== Supplied entries

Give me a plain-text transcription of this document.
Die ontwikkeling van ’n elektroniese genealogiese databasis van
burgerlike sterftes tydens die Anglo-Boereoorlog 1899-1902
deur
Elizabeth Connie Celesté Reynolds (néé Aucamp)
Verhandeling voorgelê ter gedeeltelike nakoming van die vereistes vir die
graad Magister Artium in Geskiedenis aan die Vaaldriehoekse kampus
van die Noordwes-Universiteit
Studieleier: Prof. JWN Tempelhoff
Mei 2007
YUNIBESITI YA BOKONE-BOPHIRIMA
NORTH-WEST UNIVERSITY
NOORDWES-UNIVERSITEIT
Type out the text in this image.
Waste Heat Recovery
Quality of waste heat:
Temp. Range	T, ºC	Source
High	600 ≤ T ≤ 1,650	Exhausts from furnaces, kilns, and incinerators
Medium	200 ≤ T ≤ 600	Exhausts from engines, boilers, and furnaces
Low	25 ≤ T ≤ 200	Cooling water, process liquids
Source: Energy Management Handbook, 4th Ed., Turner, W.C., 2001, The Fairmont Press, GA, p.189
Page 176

====
== Supplied entries

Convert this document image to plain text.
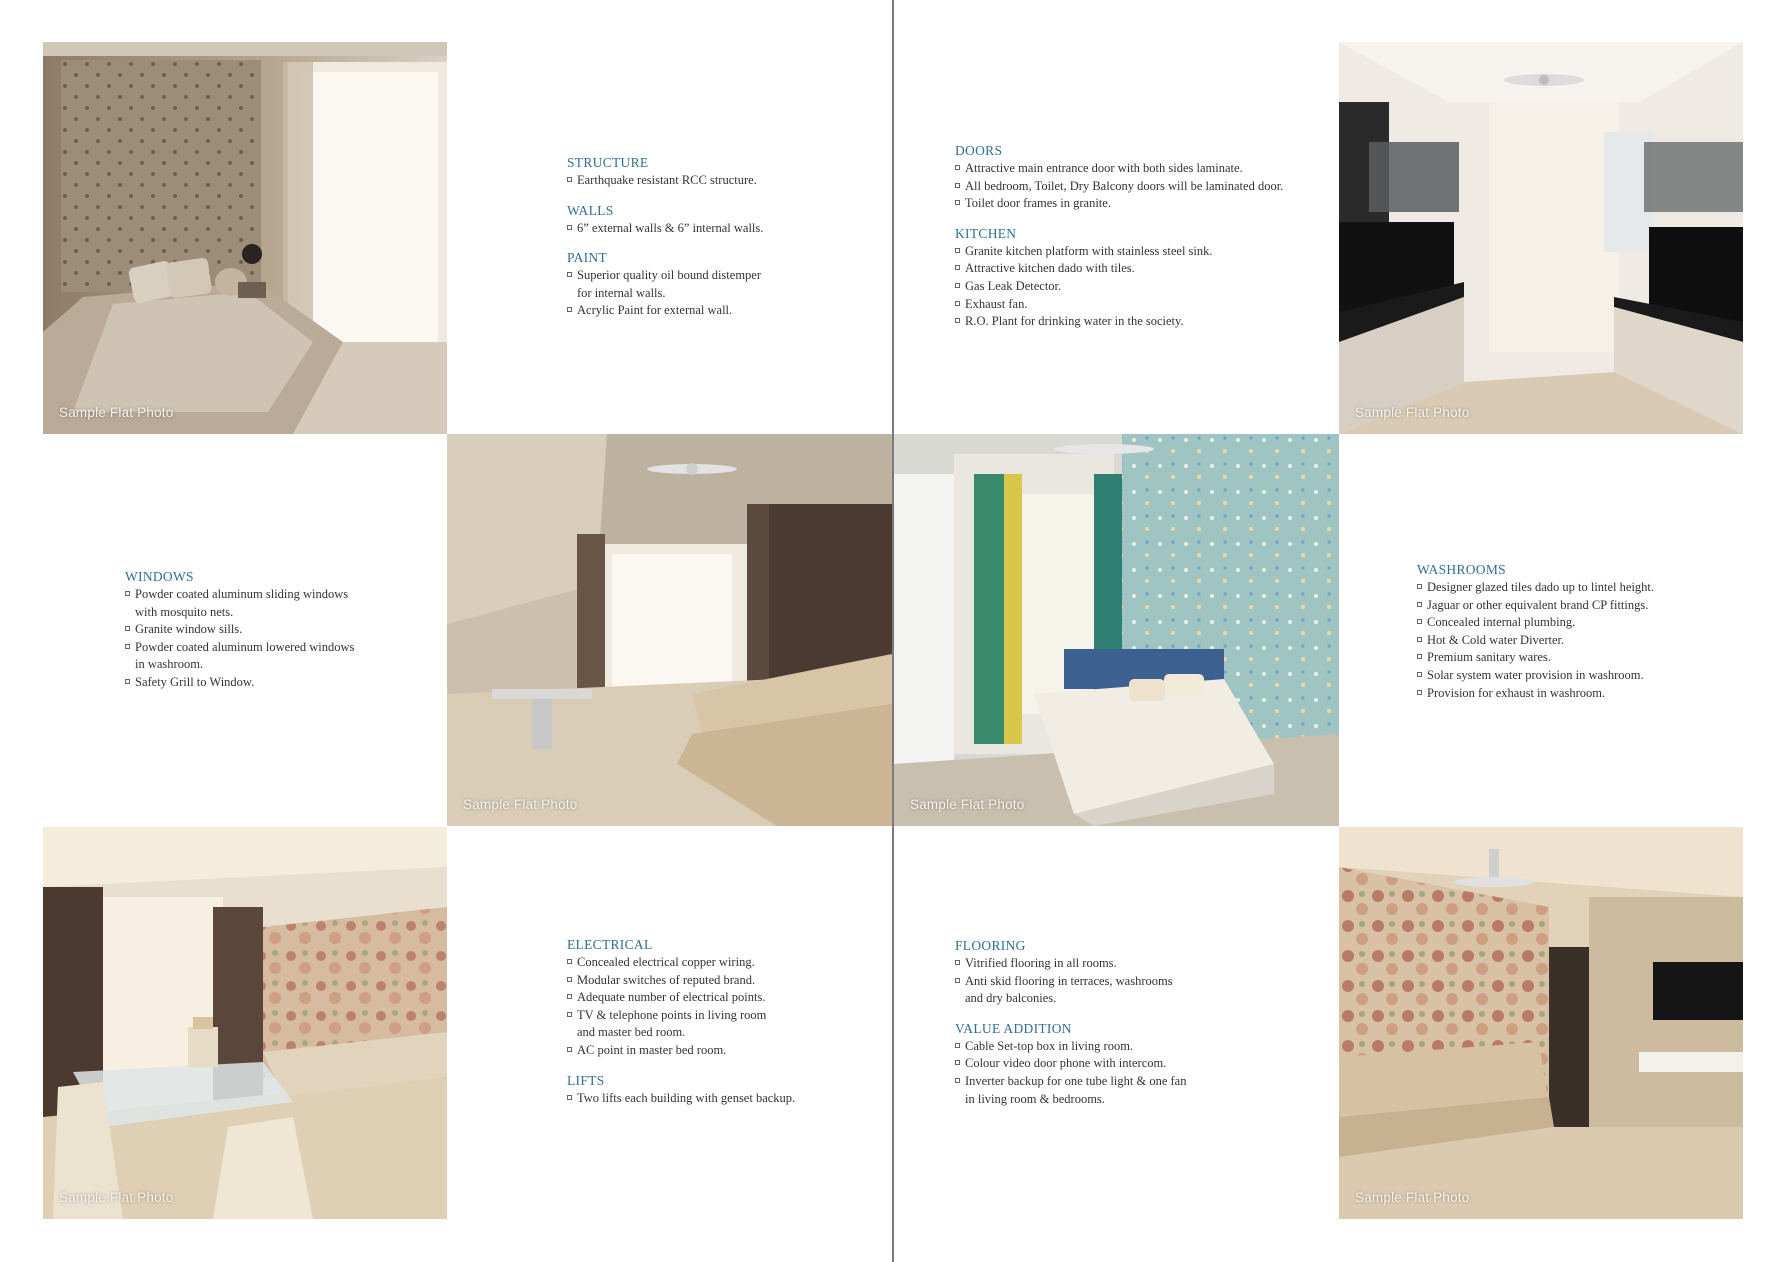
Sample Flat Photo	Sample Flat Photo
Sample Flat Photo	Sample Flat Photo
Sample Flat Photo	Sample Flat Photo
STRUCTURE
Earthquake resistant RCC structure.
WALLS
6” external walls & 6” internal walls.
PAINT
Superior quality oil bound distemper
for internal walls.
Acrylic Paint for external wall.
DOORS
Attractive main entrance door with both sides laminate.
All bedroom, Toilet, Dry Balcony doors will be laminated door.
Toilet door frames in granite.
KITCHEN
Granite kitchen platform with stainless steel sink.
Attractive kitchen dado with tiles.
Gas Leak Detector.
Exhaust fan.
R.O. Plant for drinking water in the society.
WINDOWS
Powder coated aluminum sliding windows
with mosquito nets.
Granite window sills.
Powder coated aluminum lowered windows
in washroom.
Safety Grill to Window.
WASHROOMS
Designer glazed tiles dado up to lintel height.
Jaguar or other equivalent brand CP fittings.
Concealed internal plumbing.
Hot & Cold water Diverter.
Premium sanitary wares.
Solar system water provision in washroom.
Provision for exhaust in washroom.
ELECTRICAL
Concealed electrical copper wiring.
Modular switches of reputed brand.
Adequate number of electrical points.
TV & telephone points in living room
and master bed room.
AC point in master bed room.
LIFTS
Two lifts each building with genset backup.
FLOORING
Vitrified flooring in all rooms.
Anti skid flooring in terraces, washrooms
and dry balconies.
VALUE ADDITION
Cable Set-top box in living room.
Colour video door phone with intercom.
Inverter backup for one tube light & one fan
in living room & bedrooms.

====

Instruction
Take every line containing the word "external" and copy it.

Reply
6” external walls & 6” internal walls.
Acrylic Paint for external wall.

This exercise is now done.